What the task requires
In the data, extract each line that holds the string "Navn".

Records provided
###

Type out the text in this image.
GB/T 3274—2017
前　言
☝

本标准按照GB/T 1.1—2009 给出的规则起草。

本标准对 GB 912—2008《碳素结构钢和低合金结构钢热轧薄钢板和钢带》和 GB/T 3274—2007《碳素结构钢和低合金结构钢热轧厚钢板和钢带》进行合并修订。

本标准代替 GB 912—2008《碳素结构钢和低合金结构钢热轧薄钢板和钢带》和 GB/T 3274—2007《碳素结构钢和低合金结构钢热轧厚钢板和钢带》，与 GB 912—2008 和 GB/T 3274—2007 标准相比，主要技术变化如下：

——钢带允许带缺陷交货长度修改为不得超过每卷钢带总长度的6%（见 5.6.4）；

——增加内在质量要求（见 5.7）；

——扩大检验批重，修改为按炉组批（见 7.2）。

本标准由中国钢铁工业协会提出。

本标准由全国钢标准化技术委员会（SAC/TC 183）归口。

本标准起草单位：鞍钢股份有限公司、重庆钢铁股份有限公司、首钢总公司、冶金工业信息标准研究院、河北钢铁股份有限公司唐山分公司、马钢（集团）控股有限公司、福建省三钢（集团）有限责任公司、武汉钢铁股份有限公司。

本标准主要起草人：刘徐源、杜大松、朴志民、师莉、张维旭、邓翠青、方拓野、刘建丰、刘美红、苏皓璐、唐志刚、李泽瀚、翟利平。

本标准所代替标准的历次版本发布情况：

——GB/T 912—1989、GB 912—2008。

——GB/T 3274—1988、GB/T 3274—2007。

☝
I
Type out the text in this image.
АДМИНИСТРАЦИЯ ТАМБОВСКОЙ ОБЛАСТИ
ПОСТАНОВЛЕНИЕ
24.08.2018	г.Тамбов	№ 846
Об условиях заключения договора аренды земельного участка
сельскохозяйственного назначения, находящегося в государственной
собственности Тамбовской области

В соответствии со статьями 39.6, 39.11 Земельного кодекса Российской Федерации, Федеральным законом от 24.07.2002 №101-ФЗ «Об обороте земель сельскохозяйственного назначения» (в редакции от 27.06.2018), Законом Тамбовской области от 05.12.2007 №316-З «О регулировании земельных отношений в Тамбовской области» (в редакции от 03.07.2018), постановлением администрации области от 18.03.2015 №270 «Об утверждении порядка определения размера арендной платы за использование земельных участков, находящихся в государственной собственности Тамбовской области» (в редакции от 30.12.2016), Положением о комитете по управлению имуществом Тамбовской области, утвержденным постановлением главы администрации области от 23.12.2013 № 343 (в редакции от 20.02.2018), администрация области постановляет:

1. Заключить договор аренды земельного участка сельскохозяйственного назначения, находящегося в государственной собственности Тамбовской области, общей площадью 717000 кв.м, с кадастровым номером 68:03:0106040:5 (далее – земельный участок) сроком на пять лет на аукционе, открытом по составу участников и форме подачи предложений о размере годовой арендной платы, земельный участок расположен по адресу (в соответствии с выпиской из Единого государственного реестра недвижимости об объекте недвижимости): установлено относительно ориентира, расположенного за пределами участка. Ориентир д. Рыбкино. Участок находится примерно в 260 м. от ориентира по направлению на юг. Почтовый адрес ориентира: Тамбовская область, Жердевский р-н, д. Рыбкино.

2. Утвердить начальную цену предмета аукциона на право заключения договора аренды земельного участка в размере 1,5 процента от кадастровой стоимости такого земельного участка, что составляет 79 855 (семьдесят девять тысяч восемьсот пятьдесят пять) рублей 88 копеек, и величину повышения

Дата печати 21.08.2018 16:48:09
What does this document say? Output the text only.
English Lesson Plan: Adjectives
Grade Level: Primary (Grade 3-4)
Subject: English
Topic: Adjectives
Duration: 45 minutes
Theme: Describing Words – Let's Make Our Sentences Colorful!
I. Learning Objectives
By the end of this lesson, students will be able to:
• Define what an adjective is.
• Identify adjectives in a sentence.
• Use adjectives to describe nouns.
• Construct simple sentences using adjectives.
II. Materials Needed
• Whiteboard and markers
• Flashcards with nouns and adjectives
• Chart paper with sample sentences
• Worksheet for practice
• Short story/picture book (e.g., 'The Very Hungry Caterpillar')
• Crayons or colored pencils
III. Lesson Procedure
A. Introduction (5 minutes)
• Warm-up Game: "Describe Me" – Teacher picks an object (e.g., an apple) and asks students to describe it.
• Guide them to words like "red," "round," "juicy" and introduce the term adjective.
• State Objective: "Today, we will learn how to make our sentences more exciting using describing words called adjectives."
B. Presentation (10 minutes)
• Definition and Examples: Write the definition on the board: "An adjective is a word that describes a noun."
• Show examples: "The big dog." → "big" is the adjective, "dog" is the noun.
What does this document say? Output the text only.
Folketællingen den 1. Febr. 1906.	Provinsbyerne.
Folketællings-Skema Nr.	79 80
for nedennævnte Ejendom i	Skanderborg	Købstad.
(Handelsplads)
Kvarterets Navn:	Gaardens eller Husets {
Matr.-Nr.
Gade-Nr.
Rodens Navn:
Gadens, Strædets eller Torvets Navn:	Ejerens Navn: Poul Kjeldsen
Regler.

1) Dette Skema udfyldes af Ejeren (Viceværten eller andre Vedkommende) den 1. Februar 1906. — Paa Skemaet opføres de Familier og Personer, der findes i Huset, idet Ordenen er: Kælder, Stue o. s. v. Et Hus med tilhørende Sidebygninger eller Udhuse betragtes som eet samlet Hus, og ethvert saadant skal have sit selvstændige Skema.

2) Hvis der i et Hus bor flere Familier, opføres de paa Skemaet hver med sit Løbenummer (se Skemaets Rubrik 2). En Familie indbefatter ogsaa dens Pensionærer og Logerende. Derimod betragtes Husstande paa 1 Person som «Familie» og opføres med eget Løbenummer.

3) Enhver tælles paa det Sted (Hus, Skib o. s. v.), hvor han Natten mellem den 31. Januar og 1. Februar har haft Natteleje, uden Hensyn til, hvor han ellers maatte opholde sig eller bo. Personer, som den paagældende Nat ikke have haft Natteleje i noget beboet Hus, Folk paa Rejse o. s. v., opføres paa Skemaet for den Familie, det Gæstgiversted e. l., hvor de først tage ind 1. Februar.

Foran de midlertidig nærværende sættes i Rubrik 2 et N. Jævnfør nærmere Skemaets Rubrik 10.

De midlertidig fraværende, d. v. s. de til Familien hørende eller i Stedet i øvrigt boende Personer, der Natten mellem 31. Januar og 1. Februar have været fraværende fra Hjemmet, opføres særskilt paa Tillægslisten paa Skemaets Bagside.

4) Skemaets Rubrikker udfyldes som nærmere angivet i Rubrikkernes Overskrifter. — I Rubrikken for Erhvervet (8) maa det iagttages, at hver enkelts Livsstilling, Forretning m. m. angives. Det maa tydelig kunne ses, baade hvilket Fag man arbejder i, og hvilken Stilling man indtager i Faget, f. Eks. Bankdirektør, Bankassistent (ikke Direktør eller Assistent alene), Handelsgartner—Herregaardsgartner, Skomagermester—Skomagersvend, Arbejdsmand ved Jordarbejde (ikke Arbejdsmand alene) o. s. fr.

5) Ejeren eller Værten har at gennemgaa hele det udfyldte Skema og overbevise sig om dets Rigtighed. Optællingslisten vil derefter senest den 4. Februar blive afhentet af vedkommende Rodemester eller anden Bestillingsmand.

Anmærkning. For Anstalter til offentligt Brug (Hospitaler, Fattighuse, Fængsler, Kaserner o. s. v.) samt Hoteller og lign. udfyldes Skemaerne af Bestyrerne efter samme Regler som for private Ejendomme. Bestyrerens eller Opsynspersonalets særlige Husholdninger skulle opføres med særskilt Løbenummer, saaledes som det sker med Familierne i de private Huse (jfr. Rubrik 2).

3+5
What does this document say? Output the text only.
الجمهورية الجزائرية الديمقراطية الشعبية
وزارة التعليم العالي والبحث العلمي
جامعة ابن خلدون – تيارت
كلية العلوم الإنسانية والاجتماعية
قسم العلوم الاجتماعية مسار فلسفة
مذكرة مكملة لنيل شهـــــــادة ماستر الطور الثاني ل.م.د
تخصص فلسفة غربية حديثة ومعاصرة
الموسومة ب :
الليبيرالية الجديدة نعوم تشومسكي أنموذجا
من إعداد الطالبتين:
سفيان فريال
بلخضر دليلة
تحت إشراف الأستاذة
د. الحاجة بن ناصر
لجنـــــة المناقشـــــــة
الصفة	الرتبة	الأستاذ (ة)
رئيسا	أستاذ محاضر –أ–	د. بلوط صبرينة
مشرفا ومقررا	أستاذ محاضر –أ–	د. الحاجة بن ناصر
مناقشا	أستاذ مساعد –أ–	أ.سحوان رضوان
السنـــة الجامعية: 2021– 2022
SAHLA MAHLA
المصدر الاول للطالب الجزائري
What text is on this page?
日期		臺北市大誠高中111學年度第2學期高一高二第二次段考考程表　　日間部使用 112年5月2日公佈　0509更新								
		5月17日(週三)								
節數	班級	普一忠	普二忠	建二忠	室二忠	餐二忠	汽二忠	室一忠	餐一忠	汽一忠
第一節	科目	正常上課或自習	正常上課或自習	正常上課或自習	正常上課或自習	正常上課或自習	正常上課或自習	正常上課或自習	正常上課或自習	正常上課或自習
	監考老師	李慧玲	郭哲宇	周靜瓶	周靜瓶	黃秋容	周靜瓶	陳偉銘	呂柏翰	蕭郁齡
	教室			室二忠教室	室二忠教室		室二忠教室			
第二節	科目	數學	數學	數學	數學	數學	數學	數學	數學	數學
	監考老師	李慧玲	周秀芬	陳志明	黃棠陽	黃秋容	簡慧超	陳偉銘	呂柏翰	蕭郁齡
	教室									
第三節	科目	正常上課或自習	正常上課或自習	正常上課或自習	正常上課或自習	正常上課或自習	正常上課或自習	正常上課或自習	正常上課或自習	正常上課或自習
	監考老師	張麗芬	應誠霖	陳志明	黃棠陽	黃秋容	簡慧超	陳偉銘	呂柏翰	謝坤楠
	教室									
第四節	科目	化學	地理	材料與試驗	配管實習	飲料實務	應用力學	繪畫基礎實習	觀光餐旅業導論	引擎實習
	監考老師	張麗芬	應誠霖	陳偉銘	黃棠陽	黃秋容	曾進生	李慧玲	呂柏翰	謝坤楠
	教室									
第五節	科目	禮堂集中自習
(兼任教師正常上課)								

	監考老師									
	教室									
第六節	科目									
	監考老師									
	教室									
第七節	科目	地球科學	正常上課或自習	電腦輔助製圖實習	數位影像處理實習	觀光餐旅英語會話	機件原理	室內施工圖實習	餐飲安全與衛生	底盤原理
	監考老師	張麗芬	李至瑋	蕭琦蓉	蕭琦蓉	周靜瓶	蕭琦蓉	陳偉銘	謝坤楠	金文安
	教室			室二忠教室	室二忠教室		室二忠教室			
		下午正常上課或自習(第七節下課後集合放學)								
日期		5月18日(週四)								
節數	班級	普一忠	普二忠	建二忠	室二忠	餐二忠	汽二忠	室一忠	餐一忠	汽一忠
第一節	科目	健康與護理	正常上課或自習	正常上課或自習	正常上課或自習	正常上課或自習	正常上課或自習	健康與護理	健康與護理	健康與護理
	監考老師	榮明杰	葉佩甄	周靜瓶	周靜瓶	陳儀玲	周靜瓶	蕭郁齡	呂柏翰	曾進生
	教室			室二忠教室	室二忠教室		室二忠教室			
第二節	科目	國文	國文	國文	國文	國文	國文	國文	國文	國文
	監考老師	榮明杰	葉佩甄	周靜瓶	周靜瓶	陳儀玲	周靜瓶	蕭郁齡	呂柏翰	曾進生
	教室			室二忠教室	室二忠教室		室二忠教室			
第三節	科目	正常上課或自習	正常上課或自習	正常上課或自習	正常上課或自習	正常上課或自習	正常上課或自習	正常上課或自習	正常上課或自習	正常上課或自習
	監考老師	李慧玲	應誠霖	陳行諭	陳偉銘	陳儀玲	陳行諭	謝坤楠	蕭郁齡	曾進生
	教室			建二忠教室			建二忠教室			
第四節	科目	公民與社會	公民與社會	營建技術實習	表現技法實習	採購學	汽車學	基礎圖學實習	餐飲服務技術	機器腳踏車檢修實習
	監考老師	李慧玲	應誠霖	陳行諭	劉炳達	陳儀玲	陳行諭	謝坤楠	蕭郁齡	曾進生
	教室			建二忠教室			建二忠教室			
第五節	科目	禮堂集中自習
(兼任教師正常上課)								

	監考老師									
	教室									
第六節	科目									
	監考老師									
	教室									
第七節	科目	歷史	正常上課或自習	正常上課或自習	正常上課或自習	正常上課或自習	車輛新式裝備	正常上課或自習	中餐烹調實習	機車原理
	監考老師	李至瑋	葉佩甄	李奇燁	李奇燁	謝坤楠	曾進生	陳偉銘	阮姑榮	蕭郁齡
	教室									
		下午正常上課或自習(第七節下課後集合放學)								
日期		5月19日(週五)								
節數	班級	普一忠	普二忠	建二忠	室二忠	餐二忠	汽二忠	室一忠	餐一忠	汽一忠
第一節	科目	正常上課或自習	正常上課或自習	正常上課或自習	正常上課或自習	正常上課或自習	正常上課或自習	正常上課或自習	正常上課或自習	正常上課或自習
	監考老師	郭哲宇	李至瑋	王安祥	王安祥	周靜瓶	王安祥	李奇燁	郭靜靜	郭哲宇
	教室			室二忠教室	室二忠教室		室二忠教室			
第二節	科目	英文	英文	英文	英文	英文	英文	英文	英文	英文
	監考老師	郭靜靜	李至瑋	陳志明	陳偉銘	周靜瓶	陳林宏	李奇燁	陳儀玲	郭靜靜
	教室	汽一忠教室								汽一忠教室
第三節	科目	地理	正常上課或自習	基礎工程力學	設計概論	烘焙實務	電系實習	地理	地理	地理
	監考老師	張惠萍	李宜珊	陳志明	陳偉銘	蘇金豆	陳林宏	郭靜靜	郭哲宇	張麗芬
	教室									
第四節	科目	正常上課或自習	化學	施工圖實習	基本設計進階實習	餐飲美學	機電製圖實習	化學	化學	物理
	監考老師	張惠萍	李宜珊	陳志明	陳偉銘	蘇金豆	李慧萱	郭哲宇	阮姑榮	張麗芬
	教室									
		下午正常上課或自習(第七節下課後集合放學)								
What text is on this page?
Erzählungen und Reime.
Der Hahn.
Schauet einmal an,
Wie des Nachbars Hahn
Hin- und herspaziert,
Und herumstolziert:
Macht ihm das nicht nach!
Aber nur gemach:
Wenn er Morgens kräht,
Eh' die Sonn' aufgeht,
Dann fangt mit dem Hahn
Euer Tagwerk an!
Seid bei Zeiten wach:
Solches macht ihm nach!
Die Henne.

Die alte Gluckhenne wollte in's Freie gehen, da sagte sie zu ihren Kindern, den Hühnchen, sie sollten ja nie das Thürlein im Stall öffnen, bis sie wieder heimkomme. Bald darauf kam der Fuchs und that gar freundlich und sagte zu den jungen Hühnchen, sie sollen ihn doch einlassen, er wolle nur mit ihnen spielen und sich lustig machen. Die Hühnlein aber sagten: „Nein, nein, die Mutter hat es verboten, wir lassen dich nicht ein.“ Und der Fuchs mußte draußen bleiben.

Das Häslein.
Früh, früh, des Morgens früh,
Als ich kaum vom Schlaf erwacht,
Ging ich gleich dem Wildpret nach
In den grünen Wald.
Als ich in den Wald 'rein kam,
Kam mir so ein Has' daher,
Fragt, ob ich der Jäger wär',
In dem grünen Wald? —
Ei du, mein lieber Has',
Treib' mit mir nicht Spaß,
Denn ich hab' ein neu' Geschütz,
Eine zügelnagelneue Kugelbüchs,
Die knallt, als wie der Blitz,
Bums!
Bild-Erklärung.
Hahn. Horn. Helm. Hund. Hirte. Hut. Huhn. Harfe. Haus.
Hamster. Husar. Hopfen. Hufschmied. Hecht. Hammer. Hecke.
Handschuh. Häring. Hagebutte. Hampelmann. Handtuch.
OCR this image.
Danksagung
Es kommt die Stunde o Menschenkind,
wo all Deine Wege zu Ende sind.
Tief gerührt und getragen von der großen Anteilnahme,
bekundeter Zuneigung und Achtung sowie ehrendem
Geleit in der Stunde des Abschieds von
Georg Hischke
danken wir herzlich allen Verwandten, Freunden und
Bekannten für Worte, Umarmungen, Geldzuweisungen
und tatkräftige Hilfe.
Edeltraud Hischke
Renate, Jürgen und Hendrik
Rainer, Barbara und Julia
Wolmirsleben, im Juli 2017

###

Completed task
Kvarterets Navn:	Gaardens eller Husets {
Rodens Navn:
Gadens, Strædets eller Torvets Navn:	Ejerens Navn: Poul Kjeldsen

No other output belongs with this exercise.